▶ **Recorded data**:
>> start

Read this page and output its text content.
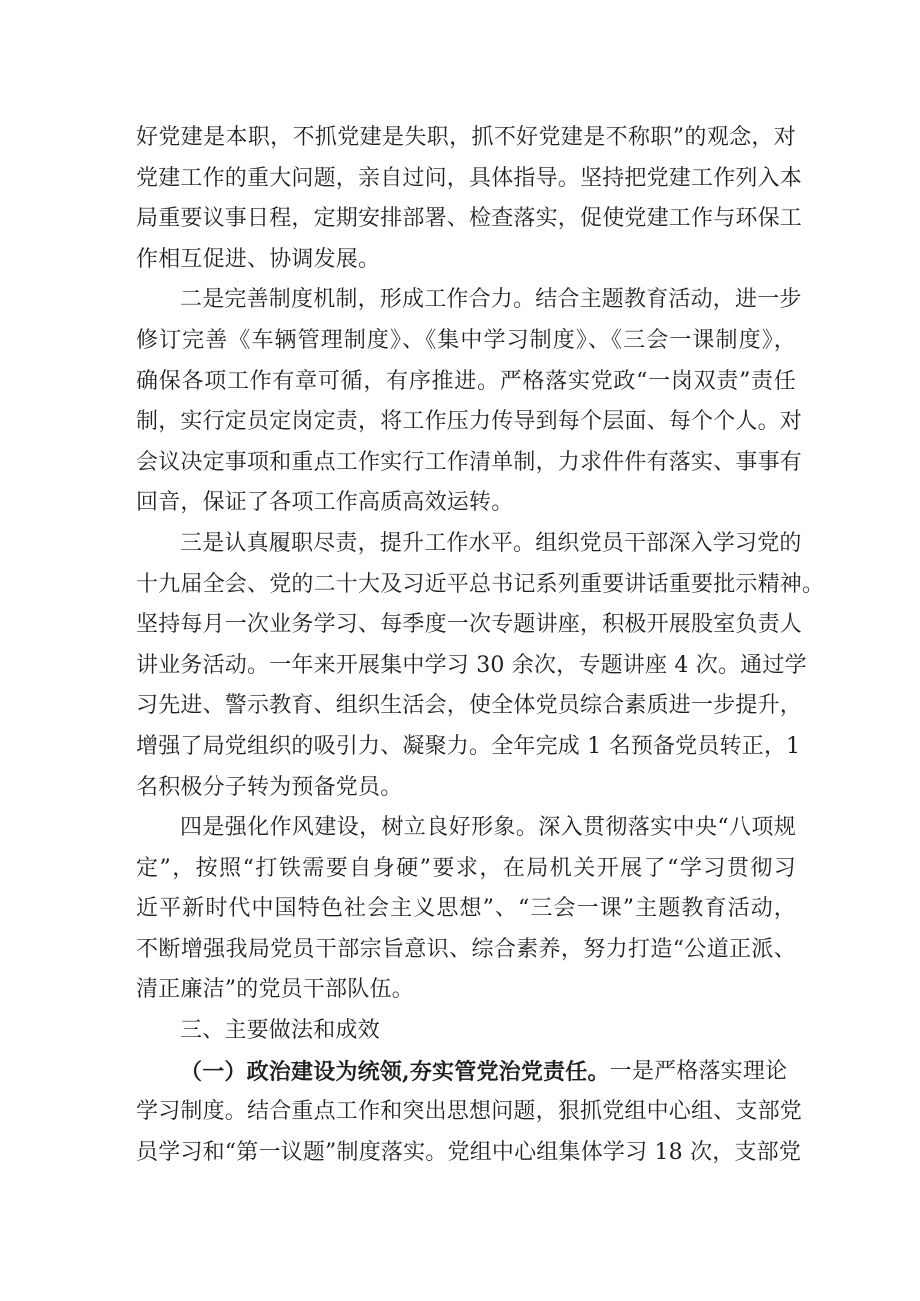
好党建是本职，不抓党建是失职，抓不好党建是不称职”的观念，对
党建工作的重大问题，亲自过问，具体指导。坚持把党建工作列入本
局重要议事日程，定期安排部署、检查落实，促使党建工作与环保工
作相互促进、协调发展。
二是完善制度机制，形成工作合力。结合主题教育活动，进一步
修订完善《车辆管理制度》、《集中学习制度》、《三会一课制度》，
确保各项工作有章可循，有序推进。严格落实党政“一岗双责”责任
制，实行定员定岗定责，将工作压力传导到每个层面、每个个人。对
会议决定事项和重点工作实行工作清单制，力求件件有落实、事事有
回音，保证了各项工作高质高效运转。
三是认真履职尽责，提升工作水平。组织党员干部深入学习党的
十九届全会、党的二十大及习近平总书记系列重要讲话重要批示精神。
坚持每月一次业务学习、每季度一次专题讲座，积极开展股室负责人
讲业务活动。一年来开展集中学习 30 余次，专题讲座 4 次。通过学
习先进、警示教育、组织生活会，使全体党员综合素质进一步提升，
增强了局党组织的吸引力、凝聚力。全年完成 1 名预备党员转正，1
名积极分子转为预备党员。
四是强化作风建设，树立良好形象。深入贯彻落实中央“八项规
定”，按照“打铁需要自身硬”要求，在局机关开展了“学习贯彻习
近平新时代中国特色社会主义思想”、“三会一课”主题教育活动，
不断增强我局党员干部宗旨意识、综合素养，努力打造“公道正派、
清正廉洁”的党员干部队伍。
三、主要做法和成效
（一）政治建设为统领,夯实管党治党责任。 一是严格落实理论
学习制度。结合重点工作和突出思想问题，狠抓党组中心组、支部党
员学习和“第一议题”制度落实。党组中心组集体学习 18 次，支部党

>> end

▶ **WHAT TO DO**:
Transcribe the whole listing exactly. Pictures are excluded.

▶ **COMPLETED EXERCISE**:
Read this page and output its text content.
好党建是本职，不抓党建是失职，抓不好党建是不称职”的观念，对
党建工作的重大问题，亲自过问，具体指导。坚持把党建工作列入本
局重要议事日程，定期安排部署、检查落实，促使党建工作与环保工
作相互促进、协调发展。
二是完善制度机制，形成工作合力。结合主题教育活动，进一步
修订完善《车辆管理制度》、《集中学习制度》、《三会一课制度》，
确保各项工作有章可循，有序推进。严格落实党政“一岗双责”责任
制，实行定员定岗定责，将工作压力传导到每个层面、每个个人。对
会议决定事项和重点工作实行工作清单制，力求件件有落实、事事有
回音，保证了各项工作高质高效运转。
三是认真履职尽责，提升工作水平。组织党员干部深入学习党的
十九届全会、党的二十大及习近平总书记系列重要讲话重要批示精神。
坚持每月一次业务学习、每季度一次专题讲座，积极开展股室负责人
讲业务活动。一年来开展集中学习 30 余次，专题讲座 4 次。通过学
习先进、警示教育、组织生活会，使全体党员综合素质进一步提升，
增强了局党组织的吸引力、凝聚力。全年完成 1 名预备党员转正，1
名积极分子转为预备党员。
四是强化作风建设，树立良好形象。深入贯彻落实中央“八项规
定”，按照“打铁需要自身硬”要求，在局机关开展了“学习贯彻习
近平新时代中国特色社会主义思想”、“三会一课”主题教育活动，
不断增强我局党员干部宗旨意识、综合素养，努力打造“公道正派、
清正廉洁”的党员干部队伍。
三、主要做法和成效
（一）政治建设为统领,夯实管党治党责任。 一是严格落实理论
学习制度。结合重点工作和突出思想问题，狠抓党组中心组、支部党
员学习和“第一议题”制度落实。党组中心组集体学习 18 次，支部党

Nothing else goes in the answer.